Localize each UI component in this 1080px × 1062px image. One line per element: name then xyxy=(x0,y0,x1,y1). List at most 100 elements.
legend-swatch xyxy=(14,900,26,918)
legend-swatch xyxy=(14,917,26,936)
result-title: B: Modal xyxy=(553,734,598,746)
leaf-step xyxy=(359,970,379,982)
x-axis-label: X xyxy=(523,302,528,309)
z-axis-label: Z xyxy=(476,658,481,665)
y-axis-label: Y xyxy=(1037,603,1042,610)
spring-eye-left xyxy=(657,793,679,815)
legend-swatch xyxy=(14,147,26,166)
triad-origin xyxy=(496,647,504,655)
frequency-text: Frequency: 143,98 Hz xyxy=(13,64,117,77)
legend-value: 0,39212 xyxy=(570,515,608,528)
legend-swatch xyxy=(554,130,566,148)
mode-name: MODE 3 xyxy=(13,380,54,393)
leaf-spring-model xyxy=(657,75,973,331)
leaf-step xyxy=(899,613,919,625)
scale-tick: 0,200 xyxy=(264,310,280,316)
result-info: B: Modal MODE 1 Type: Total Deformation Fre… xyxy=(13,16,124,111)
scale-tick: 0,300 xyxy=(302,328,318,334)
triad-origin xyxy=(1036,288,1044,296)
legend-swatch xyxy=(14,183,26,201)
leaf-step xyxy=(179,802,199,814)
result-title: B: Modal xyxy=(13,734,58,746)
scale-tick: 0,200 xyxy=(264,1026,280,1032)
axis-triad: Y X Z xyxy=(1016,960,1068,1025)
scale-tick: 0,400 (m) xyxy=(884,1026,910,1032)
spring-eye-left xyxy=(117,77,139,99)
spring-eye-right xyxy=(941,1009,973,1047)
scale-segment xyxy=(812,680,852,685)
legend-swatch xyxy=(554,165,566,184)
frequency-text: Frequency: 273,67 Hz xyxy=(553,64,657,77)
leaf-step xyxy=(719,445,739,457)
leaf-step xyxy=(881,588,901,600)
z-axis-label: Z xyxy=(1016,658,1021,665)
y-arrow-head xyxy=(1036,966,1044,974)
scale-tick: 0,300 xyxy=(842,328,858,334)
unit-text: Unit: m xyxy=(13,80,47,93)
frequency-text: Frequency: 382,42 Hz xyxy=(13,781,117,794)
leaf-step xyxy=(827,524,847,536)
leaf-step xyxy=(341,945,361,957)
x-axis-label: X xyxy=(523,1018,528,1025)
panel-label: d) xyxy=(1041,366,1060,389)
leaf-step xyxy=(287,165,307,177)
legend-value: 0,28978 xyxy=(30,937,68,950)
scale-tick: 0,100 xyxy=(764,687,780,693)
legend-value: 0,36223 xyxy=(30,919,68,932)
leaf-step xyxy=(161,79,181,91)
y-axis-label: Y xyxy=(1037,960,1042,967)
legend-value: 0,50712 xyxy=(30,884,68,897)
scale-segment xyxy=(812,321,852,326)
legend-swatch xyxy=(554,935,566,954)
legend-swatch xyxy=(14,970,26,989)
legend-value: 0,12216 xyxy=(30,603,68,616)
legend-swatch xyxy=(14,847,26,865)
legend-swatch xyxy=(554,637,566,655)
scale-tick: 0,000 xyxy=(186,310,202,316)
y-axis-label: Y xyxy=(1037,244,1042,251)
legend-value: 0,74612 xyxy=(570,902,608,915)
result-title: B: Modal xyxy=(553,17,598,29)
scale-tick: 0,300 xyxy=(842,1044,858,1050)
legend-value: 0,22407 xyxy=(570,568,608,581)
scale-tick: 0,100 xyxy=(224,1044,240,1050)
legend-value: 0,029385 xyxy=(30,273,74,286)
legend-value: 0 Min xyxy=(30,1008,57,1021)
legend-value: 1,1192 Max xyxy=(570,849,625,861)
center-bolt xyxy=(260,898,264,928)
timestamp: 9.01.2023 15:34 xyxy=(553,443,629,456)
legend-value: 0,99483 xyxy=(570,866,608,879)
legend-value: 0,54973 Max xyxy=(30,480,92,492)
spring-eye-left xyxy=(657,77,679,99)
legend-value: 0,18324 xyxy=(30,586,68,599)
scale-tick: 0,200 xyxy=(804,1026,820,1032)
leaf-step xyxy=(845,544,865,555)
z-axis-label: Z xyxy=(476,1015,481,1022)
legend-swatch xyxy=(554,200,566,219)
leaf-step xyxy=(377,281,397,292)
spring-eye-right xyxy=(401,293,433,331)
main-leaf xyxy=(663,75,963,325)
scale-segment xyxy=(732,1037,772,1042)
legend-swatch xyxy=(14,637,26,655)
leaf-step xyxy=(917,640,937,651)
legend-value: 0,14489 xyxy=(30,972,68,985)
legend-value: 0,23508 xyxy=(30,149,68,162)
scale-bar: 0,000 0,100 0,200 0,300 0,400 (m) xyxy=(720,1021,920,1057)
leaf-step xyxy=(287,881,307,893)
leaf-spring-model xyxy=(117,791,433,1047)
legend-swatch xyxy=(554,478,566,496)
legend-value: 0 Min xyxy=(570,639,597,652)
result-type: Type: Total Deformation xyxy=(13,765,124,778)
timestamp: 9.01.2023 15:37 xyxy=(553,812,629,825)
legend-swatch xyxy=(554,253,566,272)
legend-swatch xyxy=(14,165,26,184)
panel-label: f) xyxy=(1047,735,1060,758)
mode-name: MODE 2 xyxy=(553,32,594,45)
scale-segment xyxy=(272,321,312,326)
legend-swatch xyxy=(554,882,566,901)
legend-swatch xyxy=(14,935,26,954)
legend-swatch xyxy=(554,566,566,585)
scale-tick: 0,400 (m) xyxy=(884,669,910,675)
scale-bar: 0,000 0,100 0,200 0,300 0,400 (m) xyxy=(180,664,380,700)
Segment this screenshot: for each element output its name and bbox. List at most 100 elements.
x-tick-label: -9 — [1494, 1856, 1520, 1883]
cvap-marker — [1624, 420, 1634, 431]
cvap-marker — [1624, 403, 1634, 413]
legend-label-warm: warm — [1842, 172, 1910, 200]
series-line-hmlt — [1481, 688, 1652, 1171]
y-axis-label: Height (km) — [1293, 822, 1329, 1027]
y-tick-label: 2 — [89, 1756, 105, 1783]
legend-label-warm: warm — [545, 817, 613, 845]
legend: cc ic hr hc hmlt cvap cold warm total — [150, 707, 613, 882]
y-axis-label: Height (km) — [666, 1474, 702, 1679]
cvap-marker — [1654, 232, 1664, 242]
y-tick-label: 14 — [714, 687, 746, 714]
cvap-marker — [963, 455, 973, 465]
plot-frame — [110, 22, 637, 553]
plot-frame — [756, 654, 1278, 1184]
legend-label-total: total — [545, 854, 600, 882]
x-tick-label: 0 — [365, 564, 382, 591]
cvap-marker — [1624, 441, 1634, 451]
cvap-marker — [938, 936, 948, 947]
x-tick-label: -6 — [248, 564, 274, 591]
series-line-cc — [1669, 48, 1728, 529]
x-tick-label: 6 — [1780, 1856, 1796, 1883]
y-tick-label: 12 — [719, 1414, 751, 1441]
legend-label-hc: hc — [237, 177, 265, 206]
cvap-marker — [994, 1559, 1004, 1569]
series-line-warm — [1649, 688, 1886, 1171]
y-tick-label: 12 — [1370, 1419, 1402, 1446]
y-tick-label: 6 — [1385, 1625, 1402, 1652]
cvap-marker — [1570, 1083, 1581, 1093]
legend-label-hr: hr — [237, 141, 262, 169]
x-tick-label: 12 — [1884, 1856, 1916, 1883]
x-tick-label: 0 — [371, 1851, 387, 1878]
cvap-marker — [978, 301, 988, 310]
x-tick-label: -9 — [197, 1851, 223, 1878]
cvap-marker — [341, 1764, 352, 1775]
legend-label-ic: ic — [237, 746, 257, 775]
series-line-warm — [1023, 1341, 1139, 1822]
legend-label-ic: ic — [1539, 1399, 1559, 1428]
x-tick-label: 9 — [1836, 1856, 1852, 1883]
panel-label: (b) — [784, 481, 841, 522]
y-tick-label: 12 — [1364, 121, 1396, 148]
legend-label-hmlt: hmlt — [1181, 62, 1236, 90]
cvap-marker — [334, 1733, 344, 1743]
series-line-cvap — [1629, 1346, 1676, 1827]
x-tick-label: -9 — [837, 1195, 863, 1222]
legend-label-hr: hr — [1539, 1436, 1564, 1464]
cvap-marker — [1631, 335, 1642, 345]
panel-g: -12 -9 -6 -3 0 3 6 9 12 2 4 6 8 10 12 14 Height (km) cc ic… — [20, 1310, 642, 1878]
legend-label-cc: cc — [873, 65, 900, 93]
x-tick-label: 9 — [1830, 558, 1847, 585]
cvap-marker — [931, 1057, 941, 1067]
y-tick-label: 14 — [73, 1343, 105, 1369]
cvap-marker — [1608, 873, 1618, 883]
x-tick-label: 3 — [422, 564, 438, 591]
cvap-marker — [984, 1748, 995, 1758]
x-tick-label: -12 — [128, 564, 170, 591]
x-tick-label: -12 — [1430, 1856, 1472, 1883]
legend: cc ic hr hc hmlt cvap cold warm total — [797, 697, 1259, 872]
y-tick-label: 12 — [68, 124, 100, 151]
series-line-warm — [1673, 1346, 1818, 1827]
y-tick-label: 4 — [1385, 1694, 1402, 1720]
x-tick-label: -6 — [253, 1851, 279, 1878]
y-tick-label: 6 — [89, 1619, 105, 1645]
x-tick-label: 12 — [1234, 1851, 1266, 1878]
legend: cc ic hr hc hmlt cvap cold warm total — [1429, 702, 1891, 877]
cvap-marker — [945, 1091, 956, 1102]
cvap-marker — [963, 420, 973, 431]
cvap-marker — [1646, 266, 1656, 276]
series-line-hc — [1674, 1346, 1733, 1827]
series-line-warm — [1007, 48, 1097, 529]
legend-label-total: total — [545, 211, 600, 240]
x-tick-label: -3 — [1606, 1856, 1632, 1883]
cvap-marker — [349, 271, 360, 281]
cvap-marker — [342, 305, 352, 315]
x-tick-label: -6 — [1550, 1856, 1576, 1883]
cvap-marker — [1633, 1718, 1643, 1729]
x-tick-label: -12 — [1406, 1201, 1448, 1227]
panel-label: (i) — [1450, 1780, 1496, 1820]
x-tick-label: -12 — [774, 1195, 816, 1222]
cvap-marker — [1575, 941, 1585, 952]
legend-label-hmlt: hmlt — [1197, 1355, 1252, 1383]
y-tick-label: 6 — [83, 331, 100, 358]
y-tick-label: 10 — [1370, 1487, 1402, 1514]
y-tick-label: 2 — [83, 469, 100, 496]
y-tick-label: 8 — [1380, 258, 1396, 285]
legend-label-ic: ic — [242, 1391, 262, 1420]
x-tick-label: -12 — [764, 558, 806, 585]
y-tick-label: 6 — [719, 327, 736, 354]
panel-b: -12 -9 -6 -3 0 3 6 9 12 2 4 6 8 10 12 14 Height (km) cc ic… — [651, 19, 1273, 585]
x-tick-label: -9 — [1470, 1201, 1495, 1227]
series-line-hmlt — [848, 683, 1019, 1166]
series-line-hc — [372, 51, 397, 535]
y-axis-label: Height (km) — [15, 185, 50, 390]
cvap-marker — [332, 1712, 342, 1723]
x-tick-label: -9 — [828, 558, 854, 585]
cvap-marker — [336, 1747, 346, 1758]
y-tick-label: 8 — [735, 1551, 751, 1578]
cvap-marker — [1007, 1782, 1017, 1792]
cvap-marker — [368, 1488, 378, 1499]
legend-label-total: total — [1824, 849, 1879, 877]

------------------------------------

Output the entries as a Markdown table with the columns Row and Line, starting at the first line of the entries and continuing through the line containing "leaf-spring-model xyxy=(657,75,973,331)", both ends included. Number each row and omit blank lines.

| Row | Line |
|---|---|
| 1 | Localize each UI component in this 1080px × 1062px image. One line per element: name then xyxy=(x0,y0,x1,y1). List at most 100 elements. |
| 2 | legend-swatch xyxy=(14,900,26,918) |
| 3 | legend-swatch xyxy=(14,917,26,936) |
| 4 | result-title: B: Modal xyxy=(553,734,598,746) |
| 5 | leaf-step xyxy=(359,970,379,982) |
| 6 | x-axis-label: X xyxy=(523,302,528,309) |
| 7 | z-axis-label: Z xyxy=(476,658,481,665) |
| 8 | y-axis-label: Y xyxy=(1037,603,1042,610) |
| 9 | spring-eye-left xyxy=(657,793,679,815) |
| 10 | legend-swatch xyxy=(14,147,26,166) |
| 11 | triad-origin xyxy=(496,647,504,655) |
| 12 | frequency-text: Frequency: 143,98 Hz xyxy=(13,64,117,77) |
| 13 | legend-value: 0,39212 xyxy=(570,515,608,528) |
| 14 | legend-swatch xyxy=(554,130,566,148) |
| 15 | mode-name: MODE 3 xyxy=(13,380,54,393) |
| 16 | leaf-spring-model xyxy=(657,75,973,331) |